# [WHAT IS BEING ASKED]
Change every "message-bubble" in the listing below to "chat-bubble" and reproduce all other lines unchanged, omitting the pictures.

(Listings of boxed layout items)
—————

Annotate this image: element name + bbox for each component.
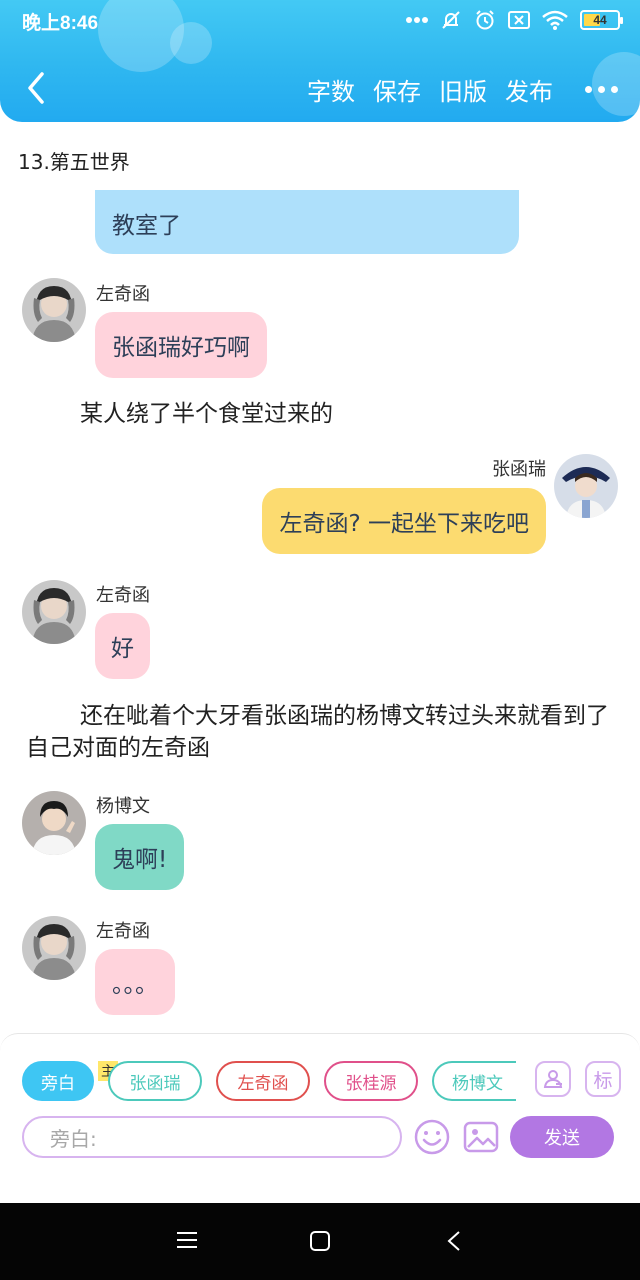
battery-icon: 44 [580, 10, 623, 30]
status-time: 晚上8:46 [22, 13, 99, 34]
avatar[interactable] [22, 791, 86, 855]
chat-area[interactable]: 教室了 左奇函 张函瑞好巧啊 某人绕了半个食堂过来的 张函瑞 左奇函? 一起坐下… [0, 190, 640, 1030]
battery-tip [620, 17, 623, 24]
save-button[interactable]: 保存 [373, 72, 421, 107]
app-header: 晚上8:46 44 字数 保存 旧版 发布 [0, 0, 640, 122]
message-bubble: 张函瑞好巧啊 [95, 312, 267, 378]
role-chip-zuo-qihan[interactable]: 左奇函 [216, 1061, 310, 1101]
role-chip-yang-bowen[interactable]: 杨博文 [432, 1061, 516, 1101]
send-button[interactable]: 发送 [510, 1116, 614, 1158]
chapter-title: 13.第五世界 [18, 150, 130, 174]
role-label: 张函瑞 [129, 1073, 181, 1094]
role-label: 旁白 [41, 1073, 75, 1094]
home-square-icon[interactable] [309, 1230, 331, 1252]
battery-level: 44 [593, 13, 607, 27]
sim-off-icon [508, 11, 530, 29]
message-bubble: 。。。 [95, 949, 175, 1015]
message-bubble: 左奇函? 一起坐下来吃吧 [262, 488, 546, 554]
speaker-name: 张函瑞 [492, 459, 546, 480]
role-chip-zhang-guiyuan[interactable]: 张桂源 [324, 1061, 418, 1101]
back-triangle-icon[interactable] [446, 1230, 462, 1252]
role-chip-zhang-hanrui[interactable]: 张函瑞 [108, 1061, 202, 1101]
menu-icon[interactable] [176, 1230, 198, 1250]
narration-text: 某人绕了半个食堂过来的 [80, 401, 333, 427]
speaker-name: 杨博文 [96, 796, 150, 817]
avatar[interactable] [554, 454, 618, 518]
toolbar-actions: 字数 保存 旧版 发布 [307, 72, 618, 107]
signal-dots-icon [406, 17, 428, 23]
status-icons: 44 [406, 8, 623, 32]
speaker-name: 左奇函 [96, 585, 150, 606]
message-text: 左奇函? 一起坐下来吃吧 [279, 511, 529, 537]
image-icon[interactable] [462, 1118, 500, 1156]
old-version-button[interactable]: 旧版 [439, 72, 487, 107]
speaker-name: 左奇函 [96, 284, 150, 305]
chevron-left-icon[interactable] [18, 68, 54, 108]
message-text: 鬼啊! [112, 847, 168, 873]
publish-button[interactable]: 发布 [505, 72, 553, 107]
message-bubble: 教室了 [95, 190, 519, 254]
message-input[interactable]: 旁白: [22, 1116, 402, 1158]
system-nav-bar [0, 1203, 640, 1280]
message-text: 好 [111, 636, 134, 662]
smiley-icon[interactable] [413, 1118, 451, 1156]
avatar[interactable] [22, 916, 86, 980]
message-text: 教室了 [112, 213, 181, 239]
message-text: 张函瑞好巧啊 [112, 335, 250, 361]
avatar[interactable] [22, 278, 86, 342]
person-card-icon[interactable] [535, 1061, 571, 1097]
message-bubble: 鬼啊! [95, 824, 185, 890]
alarm-icon [476, 10, 494, 30]
role-chip-narrator[interactable]: 旁白 [22, 1061, 94, 1101]
word-count-button[interactable]: 字数 [307, 72, 355, 107]
role-label: 左奇函 [237, 1073, 289, 1094]
role-label: 杨博文 [452, 1073, 503, 1094]
narration-text: 还在呲着个大牙看张函瑞的杨博文转过头来就看到了自己对面的左奇函 [26, 703, 609, 761]
mute-icon [442, 11, 460, 29]
tag-button[interactable]: 标 [585, 1061, 621, 1097]
status-bar: 晚上8:46 44 [0, 0, 640, 40]
role-label: 张桂源 [345, 1073, 397, 1094]
more-horizontal-icon[interactable] [585, 74, 618, 106]
message-bubble: 好 [95, 613, 150, 679]
avatar[interactable] [22, 580, 86, 644]
speaker-name: 左奇函 [96, 921, 150, 942]
message-text: 。。。 [112, 972, 158, 998]
wifi-icon [542, 10, 568, 30]
input-panel: 旁白 主 张函瑞 左奇函 张桂源 杨博文 标 旁白: 发送 [0, 1033, 640, 1203]
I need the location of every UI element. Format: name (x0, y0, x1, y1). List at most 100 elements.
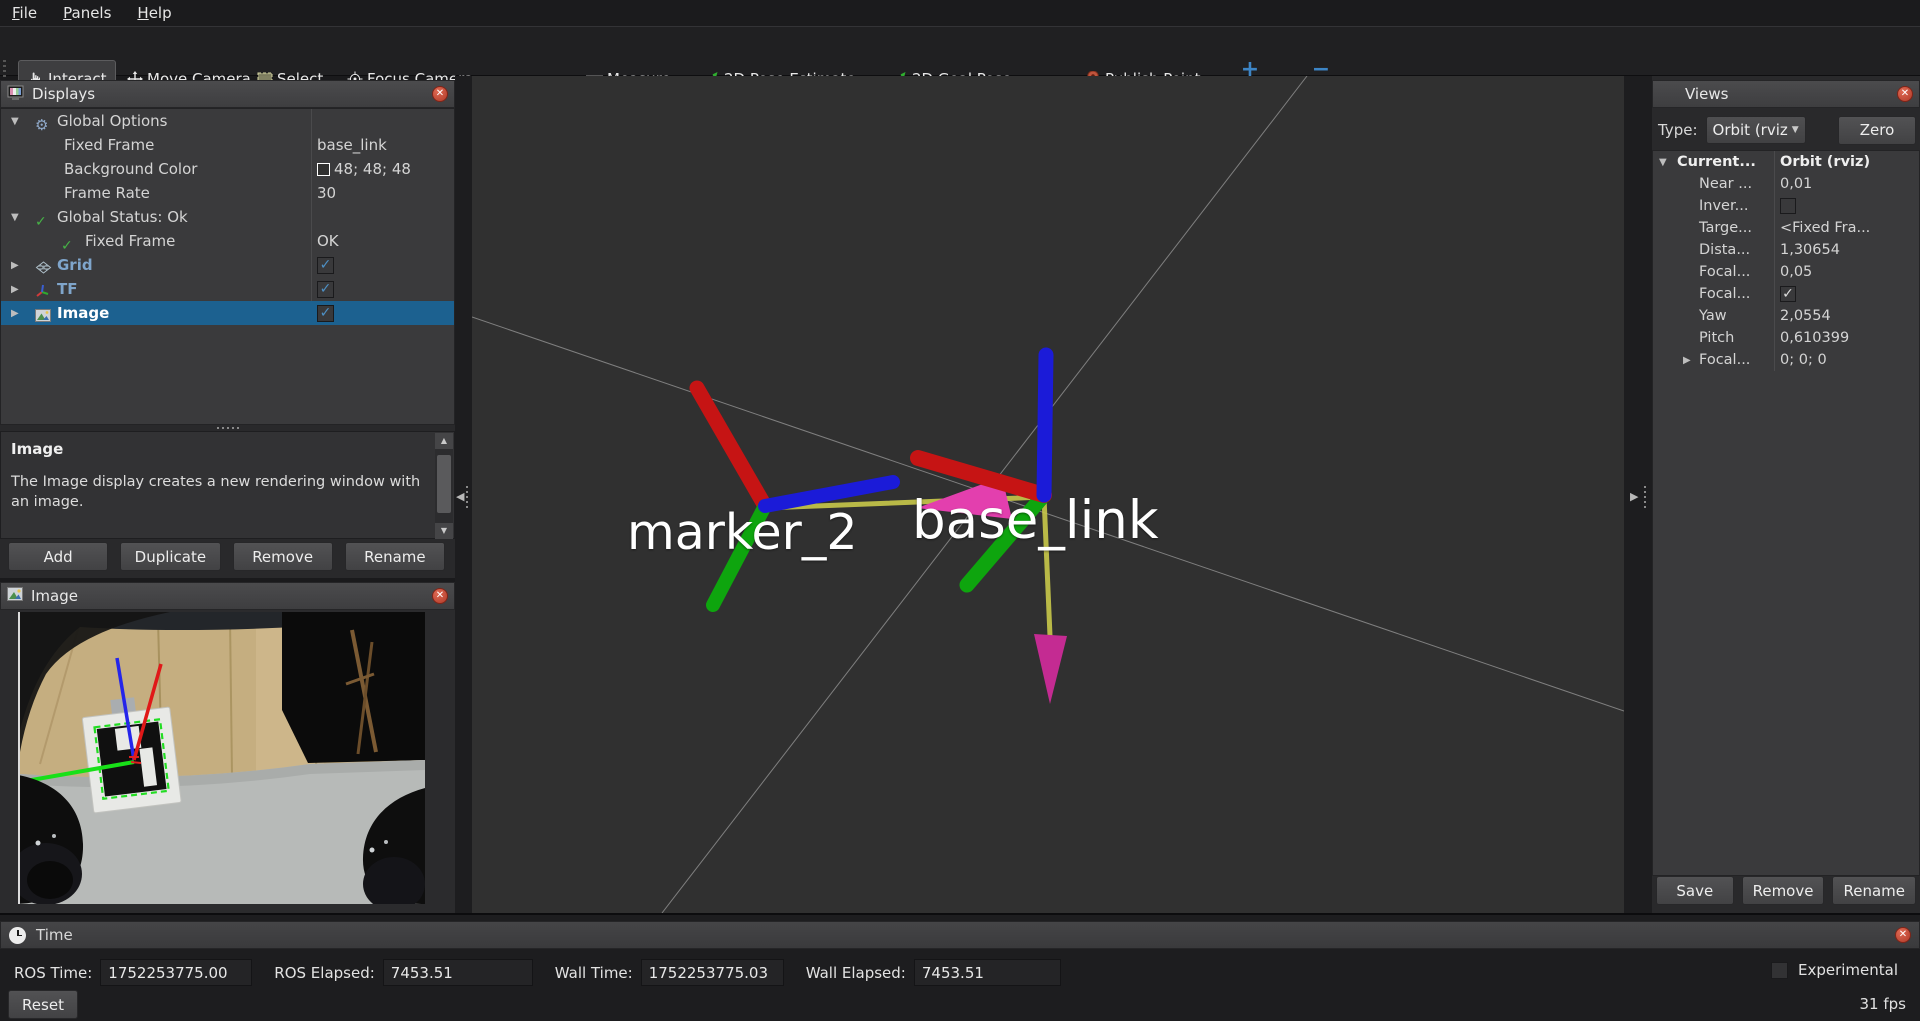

—————

# [ANSWER]
Annotate this image: element name + bbox for each component.
battery-icon: 44 [580, 10, 623, 30]
status-time: 晚上8:46 [22, 13, 99, 34]
avatar[interactable] [22, 791, 86, 855]
chat-area[interactable]: 教室了 左奇函 张函瑞好巧啊 某人绕了半个食堂过来的 张函瑞 左奇函? 一起坐下… [0, 190, 640, 1030]
battery-tip [620, 17, 623, 24]
save-button[interactable]: 保存 [373, 72, 421, 107]
app-header: 晚上8:46 44 字数 保存 旧版 发布 [0, 0, 640, 122]
chat-bubble: 张函瑞好巧啊 [95, 312, 267, 378]
role-chip-zuo-qihan[interactable]: 左奇函 [216, 1061, 310, 1101]
role-chip-yang-bowen[interactable]: 杨博文 [432, 1061, 516, 1101]
send-button[interactable]: 发送 [510, 1116, 614, 1158]
chapter-title: 13.第五世界 [18, 150, 130, 174]
role-label: 张函瑞 [129, 1073, 181, 1094]
role-label: 旁白 [41, 1073, 75, 1094]
home-square-icon[interactable] [309, 1230, 331, 1252]
battery-level: 44 [593, 13, 607, 27]
sim-off-icon [508, 11, 530, 29]
chat-bubble: 。。。 [95, 949, 175, 1015]
chat-bubble: 左奇函? 一起坐下来吃吧 [262, 488, 546, 554]
speaker-name: 张函瑞 [492, 459, 546, 480]
role-chip-zhang-guiyuan[interactable]: 张桂源 [324, 1061, 418, 1101]
back-triangle-icon[interactable] [446, 1230, 462, 1252]
role-chip-zhang-hanrui[interactable]: 张函瑞 [108, 1061, 202, 1101]
menu-icon[interactable] [176, 1230, 198, 1250]
narration-text: 某人绕了半个食堂过来的 [80, 401, 333, 427]
speaker-name: 杨博文 [96, 796, 150, 817]
avatar[interactable] [554, 454, 618, 518]
toolbar-actions: 字数 保存 旧版 发布 [307, 72, 618, 107]
signal-dots-icon [406, 17, 428, 23]
status-icons: 44 [406, 8, 623, 32]
speaker-name: 左奇函 [96, 585, 150, 606]
message-text: 左奇函? 一起坐下来吃吧 [279, 511, 529, 537]
image-icon[interactable] [462, 1118, 500, 1156]
old-version-button[interactable]: 旧版 [439, 72, 487, 107]
speaker-name: 左奇函 [96, 284, 150, 305]
chevron-left-icon[interactable] [18, 68, 54, 108]
message-text: 鬼啊! [112, 847, 168, 873]
publish-button[interactable]: 发布 [505, 72, 553, 107]
chat-bubble: 教室了 [95, 190, 519, 254]
message-input[interactable]: 旁白: [22, 1116, 402, 1158]
system-nav-bar [0, 1203, 640, 1280]
message-text: 好 [111, 636, 134, 662]
smiley-icon[interactable] [413, 1118, 451, 1156]
avatar[interactable] [22, 916, 86, 980]
message-text: 教室了 [112, 213, 181, 239]
message-text: 张函瑞好巧啊 [112, 335, 250, 361]
avatar[interactable] [22, 278, 86, 342]
person-card-icon[interactable] [535, 1061, 571, 1097]
chat-bubble: 鬼啊! [95, 824, 185, 890]
alarm-icon [476, 10, 494, 30]
role-chip-narrator[interactable]: 旁白 [22, 1061, 94, 1101]
word-count-button[interactable]: 字数 [307, 72, 355, 107]
role-label: 左奇函 [237, 1073, 289, 1094]
role-label: 杨博文 [452, 1073, 503, 1094]
narration-text: 还在呲着个大牙看张函瑞的杨博文转过头来就看到了自己对面的左奇函 [26, 703, 609, 761]
mute-icon [442, 11, 460, 29]
tag-button[interactable]: 标 [585, 1061, 621, 1097]
status-bar: 晚上8:46 44 [0, 0, 640, 40]
role-label: 张桂源 [345, 1073, 397, 1094]
more-horizontal-icon[interactable] [585, 74, 618, 106]
chat-bubble: 好 [95, 613, 150, 679]
avatar[interactable] [22, 580, 86, 644]
speaker-name: 左奇函 [96, 921, 150, 942]
message-text: 。。。 [112, 972, 158, 998]
wifi-icon [542, 10, 568, 30]
input-panel: 旁白 主 张函瑞 左奇函 张桂源 杨博文 标 旁白: 发送 [0, 1033, 640, 1203]
I need the location of every UI element. Format: name (x0, y0, x1, y1). List at most 100 elements.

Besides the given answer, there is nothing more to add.